#### EXERCISE:
Copy out all lines in the data below containing the string "Seller".

#### LISTED RECORDS:
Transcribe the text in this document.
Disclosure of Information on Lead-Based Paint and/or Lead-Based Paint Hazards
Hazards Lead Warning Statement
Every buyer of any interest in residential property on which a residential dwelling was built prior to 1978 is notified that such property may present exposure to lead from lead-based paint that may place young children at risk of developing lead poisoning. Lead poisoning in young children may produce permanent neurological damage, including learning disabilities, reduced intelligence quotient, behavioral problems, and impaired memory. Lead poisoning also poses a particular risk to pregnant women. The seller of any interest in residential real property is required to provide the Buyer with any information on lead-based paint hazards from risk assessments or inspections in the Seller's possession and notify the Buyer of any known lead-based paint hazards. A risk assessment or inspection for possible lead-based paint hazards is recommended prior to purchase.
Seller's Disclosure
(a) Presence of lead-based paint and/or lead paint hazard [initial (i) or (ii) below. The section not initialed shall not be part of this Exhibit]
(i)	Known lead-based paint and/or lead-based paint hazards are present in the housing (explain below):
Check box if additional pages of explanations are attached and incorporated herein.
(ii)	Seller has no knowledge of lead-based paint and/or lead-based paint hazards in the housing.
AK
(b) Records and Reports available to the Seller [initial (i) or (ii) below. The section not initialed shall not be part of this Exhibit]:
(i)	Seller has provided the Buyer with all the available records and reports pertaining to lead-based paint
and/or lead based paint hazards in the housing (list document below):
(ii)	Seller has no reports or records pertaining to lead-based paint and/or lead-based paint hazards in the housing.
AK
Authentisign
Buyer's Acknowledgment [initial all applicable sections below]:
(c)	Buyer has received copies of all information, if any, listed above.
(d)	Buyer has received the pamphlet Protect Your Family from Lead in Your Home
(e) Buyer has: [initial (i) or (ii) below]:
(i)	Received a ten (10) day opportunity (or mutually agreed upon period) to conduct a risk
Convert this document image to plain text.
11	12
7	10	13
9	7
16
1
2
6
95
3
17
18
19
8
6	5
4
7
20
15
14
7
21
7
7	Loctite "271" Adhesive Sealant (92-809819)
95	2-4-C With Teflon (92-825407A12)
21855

---

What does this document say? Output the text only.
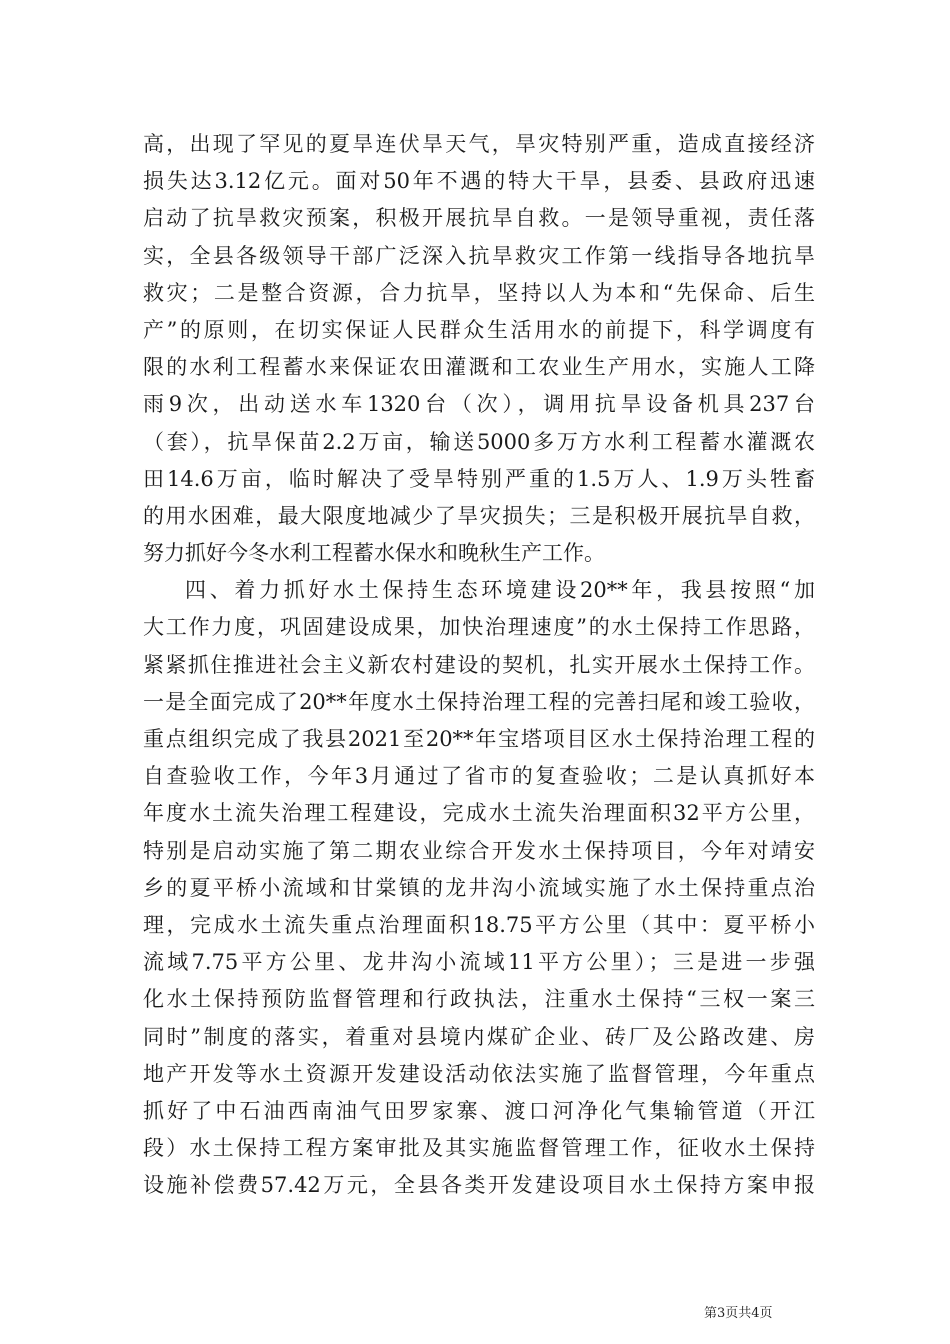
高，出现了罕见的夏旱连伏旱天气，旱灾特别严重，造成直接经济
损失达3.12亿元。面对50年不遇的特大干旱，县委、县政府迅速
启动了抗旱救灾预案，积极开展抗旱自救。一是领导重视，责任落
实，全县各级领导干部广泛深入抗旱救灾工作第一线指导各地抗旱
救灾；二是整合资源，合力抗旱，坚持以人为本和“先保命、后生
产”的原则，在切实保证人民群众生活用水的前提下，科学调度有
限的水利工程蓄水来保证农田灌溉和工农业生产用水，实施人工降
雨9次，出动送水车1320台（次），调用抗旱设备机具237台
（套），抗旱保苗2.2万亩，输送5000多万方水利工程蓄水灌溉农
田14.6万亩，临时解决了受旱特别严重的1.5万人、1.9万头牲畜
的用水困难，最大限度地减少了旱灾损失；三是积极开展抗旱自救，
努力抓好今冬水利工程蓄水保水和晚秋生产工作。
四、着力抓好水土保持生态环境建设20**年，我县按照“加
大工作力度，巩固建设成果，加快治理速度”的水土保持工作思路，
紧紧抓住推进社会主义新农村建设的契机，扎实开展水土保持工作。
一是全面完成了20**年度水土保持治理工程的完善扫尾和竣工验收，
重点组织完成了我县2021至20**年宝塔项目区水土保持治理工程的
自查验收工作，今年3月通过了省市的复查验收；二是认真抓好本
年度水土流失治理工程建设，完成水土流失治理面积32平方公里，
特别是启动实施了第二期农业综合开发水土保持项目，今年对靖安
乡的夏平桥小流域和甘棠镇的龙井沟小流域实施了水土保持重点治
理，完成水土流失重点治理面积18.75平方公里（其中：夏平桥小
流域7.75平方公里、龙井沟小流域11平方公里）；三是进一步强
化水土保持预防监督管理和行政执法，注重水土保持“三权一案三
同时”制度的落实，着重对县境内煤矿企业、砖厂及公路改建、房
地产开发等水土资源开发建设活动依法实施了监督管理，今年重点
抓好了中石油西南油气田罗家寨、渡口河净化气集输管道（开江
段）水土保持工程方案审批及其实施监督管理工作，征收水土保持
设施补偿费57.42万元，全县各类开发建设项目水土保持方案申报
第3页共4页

==

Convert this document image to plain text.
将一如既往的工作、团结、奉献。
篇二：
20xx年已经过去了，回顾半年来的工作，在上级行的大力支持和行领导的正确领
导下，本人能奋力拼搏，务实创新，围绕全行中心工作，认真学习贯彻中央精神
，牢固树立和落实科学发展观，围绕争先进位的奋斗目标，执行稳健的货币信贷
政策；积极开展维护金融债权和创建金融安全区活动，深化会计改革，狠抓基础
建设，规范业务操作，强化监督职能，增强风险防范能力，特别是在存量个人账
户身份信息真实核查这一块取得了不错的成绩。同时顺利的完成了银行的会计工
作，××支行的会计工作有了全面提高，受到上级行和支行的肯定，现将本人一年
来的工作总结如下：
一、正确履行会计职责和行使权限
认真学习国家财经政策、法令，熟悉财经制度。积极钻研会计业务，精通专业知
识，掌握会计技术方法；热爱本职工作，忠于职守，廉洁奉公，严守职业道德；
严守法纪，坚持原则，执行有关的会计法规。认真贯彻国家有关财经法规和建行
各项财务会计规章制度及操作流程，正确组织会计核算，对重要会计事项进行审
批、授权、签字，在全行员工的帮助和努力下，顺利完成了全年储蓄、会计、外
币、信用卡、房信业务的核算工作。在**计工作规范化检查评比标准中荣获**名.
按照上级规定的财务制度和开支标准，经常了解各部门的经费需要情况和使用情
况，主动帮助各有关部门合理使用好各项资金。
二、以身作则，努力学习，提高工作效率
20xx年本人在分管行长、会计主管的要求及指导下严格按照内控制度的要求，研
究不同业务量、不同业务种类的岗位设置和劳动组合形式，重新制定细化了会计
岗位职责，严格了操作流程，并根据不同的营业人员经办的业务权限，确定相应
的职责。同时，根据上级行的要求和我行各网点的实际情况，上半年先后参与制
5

#### ANSWER BELOW:
Every buyer of any interest in residential property on which a residential dwelling was built prior to 1978 is notified that such property may present exposure to lead from lead-based paint that may place young children at risk of developing lead poisoning. Lead poisoning in young children may produce permanent neurological damage, including learning disabilities, reduced intelligence quotient, behavioral problems, and impaired memory. Lead poisoning also poses a particular risk to pregnant women. The seller of any interest in residential real property is required to provide the Buyer with any information on lead-based paint hazards from risk assessments or inspections in the Seller's possession and notify the Buyer of any known lead-based paint hazards. A risk assessment or inspection for possible lead-based paint hazards is recommended prior to purchase.
Seller's Disclosure
(ii)	Seller has no knowledge of lead-based paint and/or lead-based paint hazards in the housing.
(b) Records and Reports available to the Seller [initial (i) or (ii) below. The section not initialed shall not be part of this Exhibit]:
(i)	Seller has provided the Buyer with all the available records and reports pertaining to lead-based paint
(ii)	Seller has no reports or records pertaining to lead-based paint and/or lead-based paint hazards in the housing.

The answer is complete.